Written problem
Search the records below for the word "جامعة" and show every line where it occurs.

(Extracted data entries)
---

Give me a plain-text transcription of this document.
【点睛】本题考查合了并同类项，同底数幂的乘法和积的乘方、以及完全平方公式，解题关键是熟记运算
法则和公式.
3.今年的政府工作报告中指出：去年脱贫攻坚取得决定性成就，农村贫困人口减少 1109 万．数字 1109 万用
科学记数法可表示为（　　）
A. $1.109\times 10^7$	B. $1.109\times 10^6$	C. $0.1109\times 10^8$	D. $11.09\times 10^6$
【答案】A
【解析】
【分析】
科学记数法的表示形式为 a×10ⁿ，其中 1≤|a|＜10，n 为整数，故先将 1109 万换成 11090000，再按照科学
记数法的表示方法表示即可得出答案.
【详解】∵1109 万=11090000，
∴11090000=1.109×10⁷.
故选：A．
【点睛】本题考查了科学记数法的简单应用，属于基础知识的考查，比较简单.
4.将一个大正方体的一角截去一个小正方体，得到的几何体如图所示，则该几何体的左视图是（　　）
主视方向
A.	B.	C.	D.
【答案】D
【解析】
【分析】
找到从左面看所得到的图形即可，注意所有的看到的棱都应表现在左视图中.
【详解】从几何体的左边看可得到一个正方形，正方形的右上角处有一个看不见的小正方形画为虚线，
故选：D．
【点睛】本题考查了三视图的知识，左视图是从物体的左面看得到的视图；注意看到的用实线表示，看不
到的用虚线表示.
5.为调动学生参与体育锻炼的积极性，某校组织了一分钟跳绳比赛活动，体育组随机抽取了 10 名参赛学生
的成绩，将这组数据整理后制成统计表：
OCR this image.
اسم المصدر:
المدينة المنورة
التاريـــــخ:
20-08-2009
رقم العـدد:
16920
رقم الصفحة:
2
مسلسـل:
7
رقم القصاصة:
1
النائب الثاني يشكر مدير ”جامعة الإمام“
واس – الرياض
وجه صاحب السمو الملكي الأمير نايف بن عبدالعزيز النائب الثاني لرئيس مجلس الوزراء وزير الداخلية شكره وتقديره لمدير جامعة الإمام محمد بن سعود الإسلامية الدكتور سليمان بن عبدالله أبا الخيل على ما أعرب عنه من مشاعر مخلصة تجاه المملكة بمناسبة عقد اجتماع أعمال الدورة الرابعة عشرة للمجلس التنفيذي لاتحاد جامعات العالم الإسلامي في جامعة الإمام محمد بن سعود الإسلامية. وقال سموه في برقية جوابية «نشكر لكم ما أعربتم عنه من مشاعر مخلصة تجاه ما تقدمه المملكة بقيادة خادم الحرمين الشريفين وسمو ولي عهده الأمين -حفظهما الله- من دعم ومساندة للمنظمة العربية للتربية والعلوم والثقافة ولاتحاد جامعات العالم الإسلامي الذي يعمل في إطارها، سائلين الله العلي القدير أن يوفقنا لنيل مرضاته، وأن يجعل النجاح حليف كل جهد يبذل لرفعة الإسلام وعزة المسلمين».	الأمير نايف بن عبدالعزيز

---

Solution to this exercise
النائب الثاني يشكر مدير ”جامعة الإمام“
وجه صاحب السمو الملكي الأمير نايف بن عبدالعزيز النائب الثاني لرئيس مجلس الوزراء وزير الداخلية شكره وتقديره لمدير جامعة الإمام محمد بن سعود الإسلامية الدكتور سليمان بن عبدالله أبا الخيل على ما أعرب عنه من مشاعر مخلصة تجاه المملكة بمناسبة عقد اجتماع أعمال الدورة الرابعة عشرة للمجلس التنفيذي لاتحاد جامعات العالم الإسلامي في جامعة الإمام محمد بن سعود الإسلامية. وقال سموه في برقية جوابية «نشكر لكم ما أعربتم عنه من مشاعر مخلصة تجاه ما تقدمه المملكة بقيادة خادم الحرمين الشريفين وسمو ولي عهده الأمين -حفظهما الله- من دعم ومساندة للمنظمة العربية للتربية والعلوم والثقافة ولاتحاد جامعات العالم الإسلامي الذي يعمل في إطارها، سائلين الله العلي القدير أن يوفقنا لنيل مرضاته، وأن يجعل النجاح حليف كل جهد يبذل لرفعة الإسلام وعزة المسلمين».	الأمير نايف بن عبدالعزيز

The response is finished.